» GIVEN REQUEST
Reproduce the listing that follows with no differences at all.
* BEGIN *
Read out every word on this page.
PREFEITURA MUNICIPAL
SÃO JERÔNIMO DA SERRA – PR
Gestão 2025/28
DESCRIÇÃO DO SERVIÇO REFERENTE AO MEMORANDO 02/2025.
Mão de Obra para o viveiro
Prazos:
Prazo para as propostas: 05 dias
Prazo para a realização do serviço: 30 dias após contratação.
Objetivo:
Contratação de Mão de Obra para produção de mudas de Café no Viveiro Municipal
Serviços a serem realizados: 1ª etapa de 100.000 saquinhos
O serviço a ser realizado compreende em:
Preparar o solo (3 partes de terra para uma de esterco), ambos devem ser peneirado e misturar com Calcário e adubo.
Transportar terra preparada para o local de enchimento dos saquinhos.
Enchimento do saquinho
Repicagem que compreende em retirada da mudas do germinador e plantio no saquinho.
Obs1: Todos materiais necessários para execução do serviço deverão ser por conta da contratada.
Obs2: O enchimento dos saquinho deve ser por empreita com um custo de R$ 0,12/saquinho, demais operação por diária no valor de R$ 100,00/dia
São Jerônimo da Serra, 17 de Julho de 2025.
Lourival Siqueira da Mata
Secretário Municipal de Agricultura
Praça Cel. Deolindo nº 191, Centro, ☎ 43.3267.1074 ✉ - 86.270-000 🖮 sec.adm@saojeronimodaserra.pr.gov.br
* END *
» SOLUTION TO THE PROBLEM
Read out every word on this page.
PREFEITURA MUNICIPAL
SÃO JERÔNIMO DA SERRA – PR
Gestão 2025/28
DESCRIÇÃO DO SERVIÇO REFERENTE AO MEMORANDO 02/2025.
Mão de Obra para o viveiro
Prazos:
Prazo para as propostas: 05 dias
Prazo para a realização do serviço: 30 dias após contratação.
Objetivo:
Contratação de Mão de Obra para produção de mudas de Café no Viveiro Municipal
Serviços a serem realizados: 1ª etapa de 100.000 saquinhos
O serviço a ser realizado compreende em:
Preparar o solo (3 partes de terra para uma de esterco), ambos devem ser peneirado e misturar com Calcário e adubo.
Transportar terra preparada para o local de enchimento dos saquinhos.
Enchimento do saquinho
Repicagem que compreende em retirada da mudas do germinador e plantio no saquinho.
Obs1: Todos materiais necessários para execução do serviço deverão ser por conta da contratada.
Obs2: O enchimento dos saquinho deve ser por empreita com um custo de R$ 0,12/saquinho, demais operação por diária no valor de R$ 100,00/dia
São Jerônimo da Serra, 17 de Julho de 2025.
Lourival Siqueira da Mata
Secretário Municipal de Agricultura
Praça Cel. Deolindo nº 191, Centro, ☎ 43.3267.1074 ✉ - 86.270-000 🖮 sec.adm@saojeronimodaserra.pr.gov.br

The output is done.